Pictures stay out of your copy, but everything else in the records below must be repeated exactly.
╭─ Extracted material
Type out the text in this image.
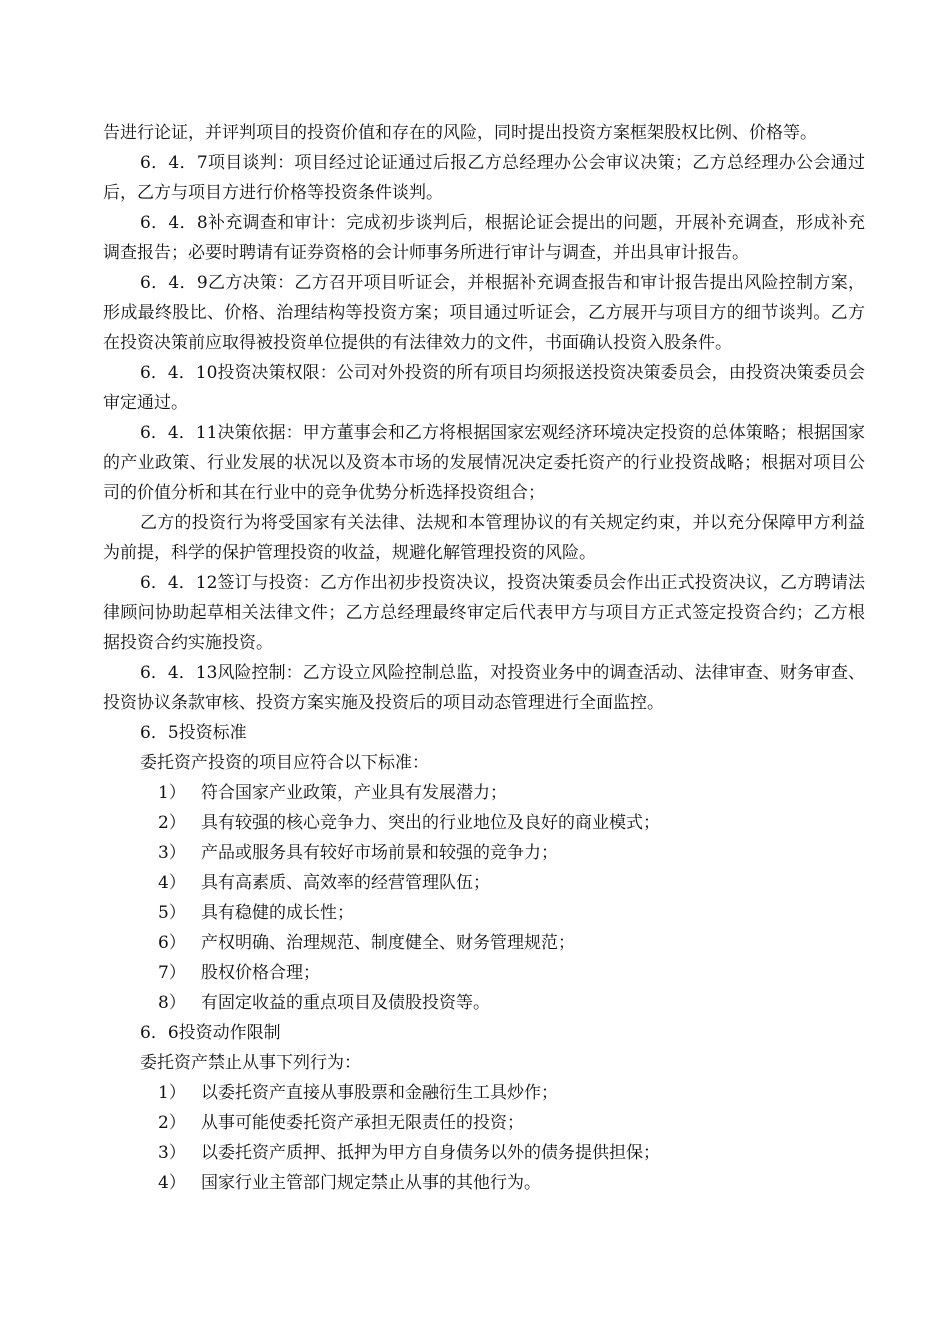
告进行论证，并评判项目的投资价值和存在的风险，同时提出投资方案框架股权比例、价格等。

6．4．7项目谈判：项目经过论证通过后报乙方总经理办公会审议决策；乙方总经理办公会通过后，乙方与项目方进行价格等投资条件谈判。

6．4．8补充调查和审计：完成初步谈判后，根据论证会提出的问题，开展补充调查，形成补充调查报告；必要时聘请有证券资格的会计师事务所进行审计与调查，并出具审计报告。

6．4．9乙方决策：乙方召开项目听证会，并根据补充调查报告和审计报告提出风险控制方案，形成最终股比、价格、治理结构等投资方案；项目通过听证会，乙方展开与项目方的细节谈判。乙方在投资决策前应取得被投资单位提供的有法律效力的文件，书面确认投资入股条件。

6．4．10投资决策权限：公司对外投资的所有项目均须报送投资决策委员会，由投资决策委员会审定通过。

6．4．11决策依据：甲方董事会和乙方将根据国家宏观经济环境决定投资的总体策略；根据国家的产业政策、行业发展的状况以及资本市场的发展情况决定委托资产的行业投资战略；根据对项目公司的价值分析和其在行业中的竞争优势分析选择投资组合；

乙方的投资行为将受国家有关法律、法规和本管理协议的有关规定约束，并以充分保障甲方利益为前提，科学的保护管理投资的收益，规避化解管理投资的风险。

6．4．12签订与投资：乙方作出初步投资决议，投资决策委员会作出正式投资决议，乙方聘请法律顾问协助起草相关法律文件；乙方总经理最终审定后代表甲方与项目方正式签定投资合约；乙方根据投资合约实施投资。

6．4．13风险控制：乙方设立风险控制总监，对投资业务中的调查活动、法律审查、财务审查、投资协议条款审核、投资方案实施及投资后的项目动态管理进行全面监控。

6．5投资标准

委托资产投资的项目应符合以下标准：

1） 符合国家产业政策，产业具有发展潜力；
2） 具有较强的核心竞争力、突出的行业地位及良好的商业模式；
3） 产品或服务具有较好市场前景和较强的竞争力；
4） 具有高素质、高效率的经营管理队伍；
5） 具有稳健的成长性；
6） 产权明确、治理规范、制度健全、财务管理规范；
7） 股权价格合理；
8） 有固定收益的重点项目及债股投资等。

6．6投资动作限制

委托资产禁止从事下列行为：

1） 以委托资产直接从事股票和金融衍生工具炒作；
2） 从事可能使委托资产承担无限责任的投资；
3） 以委托资产质押、抵押为甲方自身债务以外的债务提供担保；
4） 国家行业主管部门规定禁止从事的其他行为。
╰─
Answer to the task
Type out the text in this image.
告进行论证，并评判项目的投资价值和存在的风险，同时提出投资方案框架股权比例、价格等。

6．4．7项目谈判：项目经过论证通过后报乙方总经理办公会审议决策；乙方总经理办公会通过后，乙方与项目方进行价格等投资条件谈判。

6．4．8补充调查和审计：完成初步谈判后，根据论证会提出的问题，开展补充调查，形成补充调查报告；必要时聘请有证券资格的会计师事务所进行审计与调查，并出具审计报告。

6．4．9乙方决策：乙方召开项目听证会，并根据补充调查报告和审计报告提出风险控制方案，形成最终股比、价格、治理结构等投资方案；项目通过听证会，乙方展开与项目方的细节谈判。乙方在投资决策前应取得被投资单位提供的有法律效力的文件，书面确认投资入股条件。

6．4．10投资决策权限：公司对外投资的所有项目均须报送投资决策委员会，由投资决策委员会审定通过。

6．4．11决策依据：甲方董事会和乙方将根据国家宏观经济环境决定投资的总体策略；根据国家的产业政策、行业发展的状况以及资本市场的发展情况决定委托资产的行业投资战略；根据对项目公司的价值分析和其在行业中的竞争优势分析选择投资组合；

乙方的投资行为将受国家有关法律、法规和本管理协议的有关规定约束，并以充分保障甲方利益为前提，科学的保护管理投资的收益，规避化解管理投资的风险。

6．4．12签订与投资：乙方作出初步投资决议，投资决策委员会作出正式投资决议，乙方聘请法律顾问协助起草相关法律文件；乙方总经理最终审定后代表甲方与项目方正式签定投资合约；乙方根据投资合约实施投资。

6．4．13风险控制：乙方设立风险控制总监，对投资业务中的调查活动、法律审查、财务审查、投资协议条款审核、投资方案实施及投资后的项目动态管理进行全面监控。

6．5投资标准

委托资产投资的项目应符合以下标准：

1） 符合国家产业政策，产业具有发展潜力；
2） 具有较强的核心竞争力、突出的行业地位及良好的商业模式；
3） 产品或服务具有较好市场前景和较强的竞争力；
4） 具有高素质、高效率的经营管理队伍；
5） 具有稳健的成长性；
6） 产权明确、治理规范、制度健全、财务管理规范；
7） 股权价格合理；
8） 有固定收益的重点项目及债股投资等。

6．6投资动作限制

委托资产禁止从事下列行为：

1） 以委托资产直接从事股票和金融衍生工具炒作；
2） 从事可能使委托资产承担无限责任的投资；
3） 以委托资产质押、抵押为甲方自身债务以外的债务提供担保；
4） 国家行业主管部门规定禁止从事的其他行为。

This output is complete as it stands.